**STATED PROBLEM**
State the number of lines, and only that number, in which the word "исследований" appears.

Extracted data entries
- - - - - - -
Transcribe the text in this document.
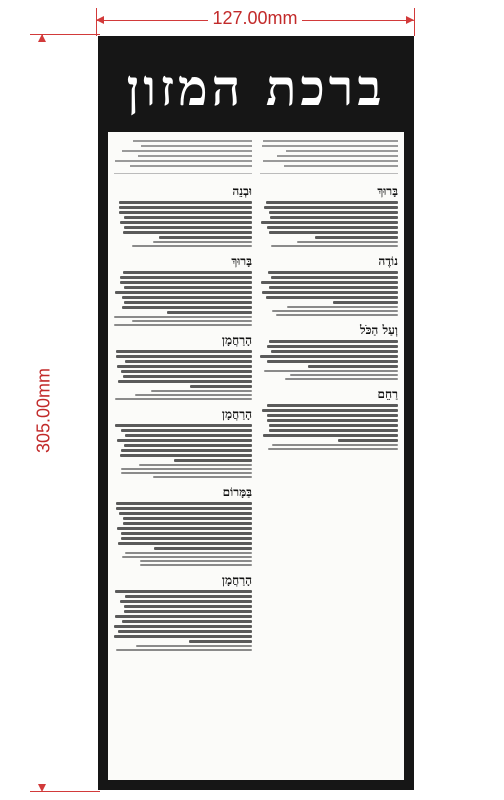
127.00mm
305.00mm
ברכת המזון
בָּרוּךְ
נוֹדֶה
וְעַל הַכֹּל
רַחֵם
וּבְנֵה
בָּרוּךְ
הָרַחֲמָן
הָרַחֲמָן
בַּמָּרוֹם
הָרַחֲמָן
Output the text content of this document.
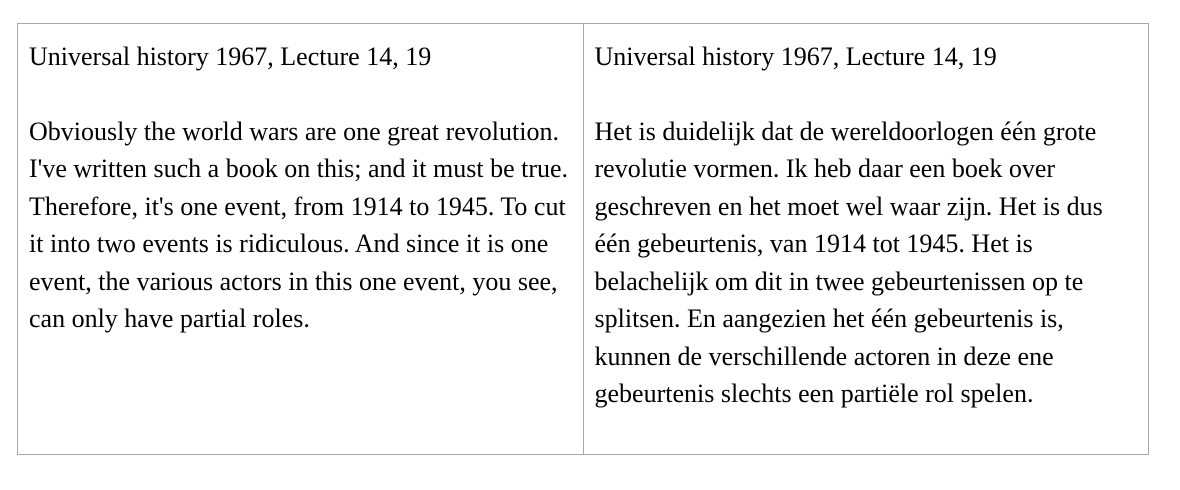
Universal history 1967, Lecture 14, 19

Obviously the world wars are one great revolution. I've written such a book on this; and it must be true. Therefore, it's one event, from 1914 to 1945. To cut it into two events is ridiculous. And since it is one event, the various actors in this one event, you see, can only have partial roles.

Universal history 1967, Lecture 14, 19

Het is duidelijk dat de wereldoorlogen één grote revolutie vormen. Ik heb daar een boek over geschreven en het moet wel waar zijn. Het is dus één gebeurtenis, van 1914 tot 1945. Het is belachelijk om dit in twee gebeurtenissen op te splitsen. En aangezien het één gebeurtenis is, kunnen de verschillende actoren in deze ene gebeurtenis slechts een partiële rol spelen.
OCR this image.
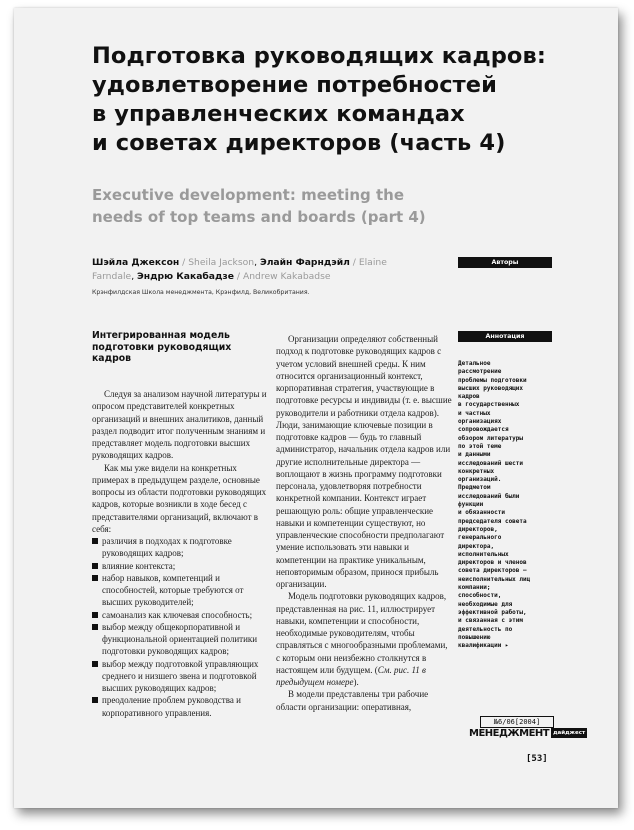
Подготовка руководящих кадров:
удовлетворение потребностей
в управленческих командах
и советах директоров (часть 4)
Executive development: meeting the
needs of top teams and boards (part 4)
Авторы
Шэйла Джексон / Sheila Jackson, Элайн Фарндэйл / Elaine
Farndale, Эндрю Какабадзе / Andrew Kakabadse
Крэнфилдская Школа менеджмента, Крэнфилд, Великобритания.
Интегрированная модель подготовки руководящих кадров

Следуя за анализом научной литературы и опросом представителей конкретных организаций и внешних аналитиков, данный раздел подводит итог полученным знаниям и представляет модель подготовки высших руководящих кадров.

Как мы уже видели на конкретных примерах в предыдущем разделе, основные вопросы из области подготовки руководящих кадров, которые возникли в ходе бесед с представителями организаций, включают в себя:

различия в подходах к подготовке руководящих кадров;

влияние контекста;

набор навыков, компетенций и способностей, которые требуются от высших руководителей;

самоанализ как ключевая способность;

выбор между общекорпоративной и функциональной ориентацией политики подготовки руководящих кадров;

выбор между подготовкой управляющих среднего и низшего звена и подготовкой высших руководящих кадров;

преодоление проблем руководства и корпоративного управления.

Организации определяют собственный подход к подготовке руководящих кадров с учетом условий внешней среды. К ним относится организационный контекст, корпоративная стратегия, участвующие в подготовке ресурсы и индивиды (т. е. высшие руководители и работники отдела кадров). Люди, занимающие ключевые позиции в подготовке кадров — будь то главный администратор, начальник отдела кадров или другие исполнительные директора — воплощают в жизнь программу подготовки персонала, удовлетворяя потребности конкретной компании. Контекст играет решающую роль: общие управленческие навыки и компетенции существуют, но управленческие способности предполагают умение использовать эти навыки и компетенции на практике уникальным, неповторимым образом, принося прибыль организации.

Модель подготовки руководящих кадров, представленная на рис. 11, иллюстрирует навыки, компетенции и способности, необходимые руководителям, чтобы справляться с многообразными проблемами, с которым они неизбежно столкнутся в настоящем или будущем. (См. рис. 11 в предыдущем номере).

В модели представлены три рабочие области организации: оперативная,

Аннотация
Детальное
рассмотрение
проблемы подготовки
высших руководящих
кадров
в государственных
и частных
организациях
сопровождается
обзором литературы
по этой теме
и данными
исследований шести
конкретных
организаций.
Предметом
исследований были
функции
и обязанности
председателя совета
директоров,
генерального
директора,
исполнительных
директоров и членов
совета директоров —
неисполнительных лиц
компании;
способности,
необходимые для
эффективной работы,
и связанная с этим
деятельность по
повышению
квалификации ▸
№6/06[2004]
МЕНЕДЖМЕНТ дайджест
[53]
- - - - - - -
**THE RESULT**
2